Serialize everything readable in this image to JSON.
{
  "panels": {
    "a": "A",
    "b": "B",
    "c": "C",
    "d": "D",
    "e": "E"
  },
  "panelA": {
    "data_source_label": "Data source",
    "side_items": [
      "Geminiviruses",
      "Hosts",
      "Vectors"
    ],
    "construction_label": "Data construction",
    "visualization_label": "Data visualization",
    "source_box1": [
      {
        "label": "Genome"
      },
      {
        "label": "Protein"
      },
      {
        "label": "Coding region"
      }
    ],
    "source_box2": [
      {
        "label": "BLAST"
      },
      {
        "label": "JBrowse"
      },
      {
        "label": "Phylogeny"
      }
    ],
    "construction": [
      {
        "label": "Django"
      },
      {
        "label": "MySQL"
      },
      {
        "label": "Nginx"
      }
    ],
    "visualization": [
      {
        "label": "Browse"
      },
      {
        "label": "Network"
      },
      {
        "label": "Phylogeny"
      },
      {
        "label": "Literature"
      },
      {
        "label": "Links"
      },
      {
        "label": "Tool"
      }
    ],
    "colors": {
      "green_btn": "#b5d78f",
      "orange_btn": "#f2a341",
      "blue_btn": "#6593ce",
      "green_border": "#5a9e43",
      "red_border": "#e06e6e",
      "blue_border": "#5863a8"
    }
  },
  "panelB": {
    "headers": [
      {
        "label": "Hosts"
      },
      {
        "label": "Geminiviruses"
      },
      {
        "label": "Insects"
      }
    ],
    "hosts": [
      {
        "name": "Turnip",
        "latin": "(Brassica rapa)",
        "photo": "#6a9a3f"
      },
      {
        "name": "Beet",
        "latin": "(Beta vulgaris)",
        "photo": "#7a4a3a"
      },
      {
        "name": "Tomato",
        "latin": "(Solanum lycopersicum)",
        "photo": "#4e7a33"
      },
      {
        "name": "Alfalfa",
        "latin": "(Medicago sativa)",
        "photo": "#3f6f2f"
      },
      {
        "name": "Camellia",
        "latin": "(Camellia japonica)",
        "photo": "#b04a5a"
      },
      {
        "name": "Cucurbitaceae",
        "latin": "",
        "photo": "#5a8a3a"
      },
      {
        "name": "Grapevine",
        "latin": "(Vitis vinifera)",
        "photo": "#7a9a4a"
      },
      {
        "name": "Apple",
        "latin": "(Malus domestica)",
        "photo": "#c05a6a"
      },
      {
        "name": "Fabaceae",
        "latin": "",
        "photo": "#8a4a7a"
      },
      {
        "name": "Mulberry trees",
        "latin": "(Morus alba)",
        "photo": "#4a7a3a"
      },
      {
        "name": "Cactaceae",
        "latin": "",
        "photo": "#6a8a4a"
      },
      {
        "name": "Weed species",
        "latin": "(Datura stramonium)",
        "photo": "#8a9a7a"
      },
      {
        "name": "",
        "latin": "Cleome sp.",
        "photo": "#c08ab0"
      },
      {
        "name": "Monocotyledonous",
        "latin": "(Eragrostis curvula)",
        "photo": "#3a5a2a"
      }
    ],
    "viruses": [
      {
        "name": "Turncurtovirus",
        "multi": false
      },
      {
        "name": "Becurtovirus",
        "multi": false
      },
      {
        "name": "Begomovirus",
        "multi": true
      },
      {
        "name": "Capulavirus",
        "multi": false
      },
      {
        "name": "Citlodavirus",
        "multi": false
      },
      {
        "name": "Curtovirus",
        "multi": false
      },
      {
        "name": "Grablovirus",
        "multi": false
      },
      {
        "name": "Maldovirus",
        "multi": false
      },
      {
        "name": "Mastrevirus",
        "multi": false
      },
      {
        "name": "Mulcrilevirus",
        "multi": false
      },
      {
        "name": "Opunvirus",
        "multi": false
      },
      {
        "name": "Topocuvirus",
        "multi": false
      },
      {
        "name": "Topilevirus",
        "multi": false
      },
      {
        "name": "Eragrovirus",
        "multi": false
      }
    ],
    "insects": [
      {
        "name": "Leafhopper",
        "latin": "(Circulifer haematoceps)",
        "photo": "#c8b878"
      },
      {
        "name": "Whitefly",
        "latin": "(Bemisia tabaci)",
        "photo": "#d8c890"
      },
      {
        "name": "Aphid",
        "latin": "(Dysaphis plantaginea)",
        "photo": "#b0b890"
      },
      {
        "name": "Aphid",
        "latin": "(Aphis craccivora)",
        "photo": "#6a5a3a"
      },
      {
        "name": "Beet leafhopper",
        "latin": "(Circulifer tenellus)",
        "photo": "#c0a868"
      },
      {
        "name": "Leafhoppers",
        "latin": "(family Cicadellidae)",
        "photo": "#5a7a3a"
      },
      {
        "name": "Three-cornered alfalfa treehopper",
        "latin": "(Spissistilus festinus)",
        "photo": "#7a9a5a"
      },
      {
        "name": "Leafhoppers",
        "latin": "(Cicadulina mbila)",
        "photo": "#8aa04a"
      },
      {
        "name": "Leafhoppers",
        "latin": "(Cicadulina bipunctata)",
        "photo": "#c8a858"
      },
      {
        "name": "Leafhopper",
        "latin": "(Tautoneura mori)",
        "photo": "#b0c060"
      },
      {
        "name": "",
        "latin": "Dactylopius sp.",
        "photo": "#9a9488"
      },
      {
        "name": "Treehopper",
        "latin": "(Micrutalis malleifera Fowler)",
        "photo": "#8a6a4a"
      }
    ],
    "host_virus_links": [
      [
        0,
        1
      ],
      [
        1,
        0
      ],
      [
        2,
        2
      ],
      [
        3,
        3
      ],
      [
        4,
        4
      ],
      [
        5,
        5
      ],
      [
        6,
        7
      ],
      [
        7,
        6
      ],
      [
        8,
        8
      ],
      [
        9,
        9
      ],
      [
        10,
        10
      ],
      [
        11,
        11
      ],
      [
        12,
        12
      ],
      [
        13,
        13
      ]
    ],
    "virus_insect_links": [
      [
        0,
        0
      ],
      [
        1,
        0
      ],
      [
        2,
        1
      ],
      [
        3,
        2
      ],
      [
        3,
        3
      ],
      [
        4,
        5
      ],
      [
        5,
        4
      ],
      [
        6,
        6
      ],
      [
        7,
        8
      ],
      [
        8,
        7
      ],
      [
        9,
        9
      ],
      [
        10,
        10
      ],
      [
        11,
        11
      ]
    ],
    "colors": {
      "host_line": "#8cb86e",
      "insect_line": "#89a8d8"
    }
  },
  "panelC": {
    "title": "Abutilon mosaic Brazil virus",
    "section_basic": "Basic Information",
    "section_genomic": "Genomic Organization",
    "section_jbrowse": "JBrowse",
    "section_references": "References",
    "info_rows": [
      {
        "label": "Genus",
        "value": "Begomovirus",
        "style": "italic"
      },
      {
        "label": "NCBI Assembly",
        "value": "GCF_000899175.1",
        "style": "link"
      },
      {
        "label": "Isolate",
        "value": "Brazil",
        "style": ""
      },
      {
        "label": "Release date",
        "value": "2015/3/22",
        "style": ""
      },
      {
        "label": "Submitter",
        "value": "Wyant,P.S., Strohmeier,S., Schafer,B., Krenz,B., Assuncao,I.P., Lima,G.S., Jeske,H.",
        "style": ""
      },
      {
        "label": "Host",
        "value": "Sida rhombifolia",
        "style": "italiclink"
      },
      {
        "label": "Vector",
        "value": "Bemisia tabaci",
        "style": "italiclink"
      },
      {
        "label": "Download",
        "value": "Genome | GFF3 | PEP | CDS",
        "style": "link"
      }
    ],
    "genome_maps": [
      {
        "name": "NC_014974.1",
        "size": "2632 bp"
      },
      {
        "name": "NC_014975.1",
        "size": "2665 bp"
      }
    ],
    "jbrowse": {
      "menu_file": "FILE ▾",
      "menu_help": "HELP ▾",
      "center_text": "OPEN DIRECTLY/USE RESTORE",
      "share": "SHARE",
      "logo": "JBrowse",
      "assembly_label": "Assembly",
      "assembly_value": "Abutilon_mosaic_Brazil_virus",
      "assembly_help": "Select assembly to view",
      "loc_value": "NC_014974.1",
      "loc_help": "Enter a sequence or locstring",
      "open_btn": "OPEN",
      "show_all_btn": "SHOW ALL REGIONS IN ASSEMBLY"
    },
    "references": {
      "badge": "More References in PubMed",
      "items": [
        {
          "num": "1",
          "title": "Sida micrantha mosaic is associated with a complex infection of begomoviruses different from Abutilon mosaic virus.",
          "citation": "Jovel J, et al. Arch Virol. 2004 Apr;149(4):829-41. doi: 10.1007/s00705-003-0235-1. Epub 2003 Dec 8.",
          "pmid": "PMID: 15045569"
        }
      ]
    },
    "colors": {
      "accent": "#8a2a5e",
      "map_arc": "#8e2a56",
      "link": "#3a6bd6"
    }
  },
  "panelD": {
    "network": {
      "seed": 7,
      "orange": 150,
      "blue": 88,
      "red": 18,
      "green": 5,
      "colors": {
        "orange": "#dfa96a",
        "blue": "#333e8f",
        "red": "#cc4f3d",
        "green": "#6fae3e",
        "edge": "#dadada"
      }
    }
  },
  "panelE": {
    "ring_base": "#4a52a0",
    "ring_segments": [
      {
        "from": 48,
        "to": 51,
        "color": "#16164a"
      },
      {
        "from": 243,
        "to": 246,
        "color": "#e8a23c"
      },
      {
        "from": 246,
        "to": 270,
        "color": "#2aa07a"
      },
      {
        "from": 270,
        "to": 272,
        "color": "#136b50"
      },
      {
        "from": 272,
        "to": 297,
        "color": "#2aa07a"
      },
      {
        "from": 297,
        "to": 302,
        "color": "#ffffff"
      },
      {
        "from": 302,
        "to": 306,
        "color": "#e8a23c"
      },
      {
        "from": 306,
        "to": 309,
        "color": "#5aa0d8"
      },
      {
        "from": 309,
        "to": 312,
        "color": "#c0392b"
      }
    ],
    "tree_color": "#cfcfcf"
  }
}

▶ Problem to work on
Search the records for the word "Sida". Copy each line where it appears.

▶ Answer for the task
        "value": "Sida rhombifolia",
          "title": "Sida micrantha mosaic is associated with a complex infection of begomoviruses different from Abutilon mosaic virus.",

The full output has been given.